begin SUPPLIED MATERIAL
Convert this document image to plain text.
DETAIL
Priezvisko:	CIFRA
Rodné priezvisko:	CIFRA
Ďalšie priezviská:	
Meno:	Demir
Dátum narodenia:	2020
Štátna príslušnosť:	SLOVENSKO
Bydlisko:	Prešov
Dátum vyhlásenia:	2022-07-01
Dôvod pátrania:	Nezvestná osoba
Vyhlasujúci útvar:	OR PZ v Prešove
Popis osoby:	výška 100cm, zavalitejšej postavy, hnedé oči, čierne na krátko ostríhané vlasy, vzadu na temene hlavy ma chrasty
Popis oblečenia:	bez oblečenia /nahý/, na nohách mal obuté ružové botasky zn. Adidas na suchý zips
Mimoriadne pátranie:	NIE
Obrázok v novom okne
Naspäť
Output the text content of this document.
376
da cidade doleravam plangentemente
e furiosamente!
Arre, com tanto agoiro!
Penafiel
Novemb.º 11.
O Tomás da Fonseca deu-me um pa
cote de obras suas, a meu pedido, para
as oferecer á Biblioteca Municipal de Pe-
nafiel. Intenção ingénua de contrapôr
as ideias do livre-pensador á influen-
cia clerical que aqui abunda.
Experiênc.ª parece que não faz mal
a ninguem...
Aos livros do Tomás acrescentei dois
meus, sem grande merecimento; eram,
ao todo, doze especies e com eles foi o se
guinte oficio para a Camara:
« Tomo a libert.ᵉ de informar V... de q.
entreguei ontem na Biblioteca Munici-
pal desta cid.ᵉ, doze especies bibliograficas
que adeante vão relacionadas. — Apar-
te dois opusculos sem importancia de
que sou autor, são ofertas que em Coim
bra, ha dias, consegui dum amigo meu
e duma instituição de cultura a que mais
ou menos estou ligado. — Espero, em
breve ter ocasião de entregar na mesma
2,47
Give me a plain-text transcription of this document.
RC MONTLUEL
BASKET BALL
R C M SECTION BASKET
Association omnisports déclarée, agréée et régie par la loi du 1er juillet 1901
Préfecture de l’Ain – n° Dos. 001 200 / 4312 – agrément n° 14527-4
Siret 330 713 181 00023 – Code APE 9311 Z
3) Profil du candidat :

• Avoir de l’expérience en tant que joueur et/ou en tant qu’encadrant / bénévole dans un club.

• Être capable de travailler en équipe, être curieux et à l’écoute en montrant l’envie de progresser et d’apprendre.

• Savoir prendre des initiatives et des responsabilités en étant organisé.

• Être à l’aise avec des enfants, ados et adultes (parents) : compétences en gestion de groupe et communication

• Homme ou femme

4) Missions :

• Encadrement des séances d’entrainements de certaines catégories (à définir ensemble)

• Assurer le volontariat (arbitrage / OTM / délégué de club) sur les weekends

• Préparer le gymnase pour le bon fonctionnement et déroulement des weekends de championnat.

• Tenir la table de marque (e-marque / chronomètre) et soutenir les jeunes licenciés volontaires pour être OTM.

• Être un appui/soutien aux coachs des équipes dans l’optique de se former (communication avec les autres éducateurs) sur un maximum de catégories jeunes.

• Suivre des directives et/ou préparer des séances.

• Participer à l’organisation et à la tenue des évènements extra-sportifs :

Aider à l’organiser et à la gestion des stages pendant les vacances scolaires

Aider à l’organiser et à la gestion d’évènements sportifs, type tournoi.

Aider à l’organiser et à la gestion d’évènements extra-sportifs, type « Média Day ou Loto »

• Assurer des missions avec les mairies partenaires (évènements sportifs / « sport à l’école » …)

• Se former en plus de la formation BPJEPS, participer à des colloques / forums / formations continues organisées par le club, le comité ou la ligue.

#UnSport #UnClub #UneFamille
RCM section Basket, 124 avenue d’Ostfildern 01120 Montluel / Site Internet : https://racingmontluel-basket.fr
end SUPPLIED MATERIAL
| PROMPT |
From the records above, extract each line exactly as shown.

| EXERCISE OUTPUT |
Convert this document image to plain text.
DETAIL
Priezvisko:	CIFRA
Rodné priezvisko:	CIFRA
Ďalšie priezviská:	
Meno:	Demir
Dátum narodenia:	2020
Štátna príslušnosť:	SLOVENSKO
Bydlisko:	Prešov
Dátum vyhlásenia:	2022-07-01
Dôvod pátrania:	Nezvestná osoba
Vyhlasujúci útvar:	OR PZ v Prešove
Popis osoby:	výška 100cm, zavalitejšej postavy, hnedé oči, čierne na krátko ostríhané vlasy, vzadu na temene hlavy ma chrasty
Popis oblečenia:	bez oblečenia /nahý/, na nohách mal obuté ružové botasky zn. Adidas na suchý zips
Mimoriadne pátranie:	NIE
Obrázok v novom okne
Naspäť
Output the text content of this document.
376
da cidade doleravam plangentemente
e furiosamente!
Arre, com tanto agoiro!
Penafiel
Novemb.º 11.
O Tomás da Fonseca deu-me um pa
cote de obras suas, a meu pedido, para
as oferecer á Biblioteca Municipal de Pe-
nafiel. Intenção ingénua de contrapôr
as ideias do livre-pensador á influen-
cia clerical que aqui abunda.
Experiênc.ª parece que não faz mal
a ninguem...
Aos livros do Tomás acrescentei dois
meus, sem grande merecimento; eram,
ao todo, doze especies e com eles foi o se
guinte oficio para a Camara:
« Tomo a libert.ᵉ de informar V... de q.
entreguei ontem na Biblioteca Munici-
pal desta cid.ᵉ, doze especies bibliograficas
que adeante vão relacionadas. — Apar-
te dois opusculos sem importancia de
que sou autor, são ofertas que em Coim
bra, ha dias, consegui dum amigo meu
e duma instituição de cultura a que mais
ou menos estou ligado. — Espero, em
breve ter ocasião de entregar na mesma
2,47
Give me a plain-text transcription of this document.
RC MONTLUEL
BASKET BALL
R C M SECTION BASKET
Association omnisports déclarée, agréée et régie par la loi du 1er juillet 1901
Préfecture de l’Ain – n° Dos. 001 200 / 4312 – agrément n° 14527-4
Siret 330 713 181 00023 – Code APE 9311 Z
3) Profil du candidat :

• Avoir de l’expérience en tant que joueur et/ou en tant qu’encadrant / bénévole dans un club.

• Être capable de travailler en équipe, être curieux et à l’écoute en montrant l’envie de progresser et d’apprendre.

• Savoir prendre des initiatives et des responsabilités en étant organisé.

• Être à l’aise avec des enfants, ados et adultes (parents) : compétences en gestion de groupe et communication

• Homme ou femme

4) Missions :

• Encadrement des séances d’entrainements de certaines catégories (à définir ensemble)

• Assurer le volontariat (arbitrage / OTM / délégué de club) sur les weekends

• Préparer le gymnase pour le bon fonctionnement et déroulement des weekends de championnat.

• Tenir la table de marque (e-marque / chronomètre) et soutenir les jeunes licenciés volontaires pour être OTM.

• Être un appui/soutien aux coachs des équipes dans l’optique de se former (communication avec les autres éducateurs) sur un maximum de catégories jeunes.

• Suivre des directives et/ou préparer des séances.

• Participer à l’organisation et à la tenue des évènements extra-sportifs :

Aider à l’organiser et à la gestion des stages pendant les vacances scolaires

Aider à l’organiser et à la gestion d’évènements sportifs, type tournoi.

Aider à l’organiser et à la gestion d’évènements extra-sportifs, type « Média Day ou Loto »

• Assurer des missions avec les mairies partenaires (évènements sportifs / « sport à l’école » …)

• Se former en plus de la formation BPJEPS, participer à des colloques / forums / formations continues organisées par le club, le comité ou la ligue.

#UnSport #UnClub #UneFamille
RCM section Basket, 124 avenue d’Ostfildern 01120 Montluel / Site Internet : https://racingmontluel-basket.fr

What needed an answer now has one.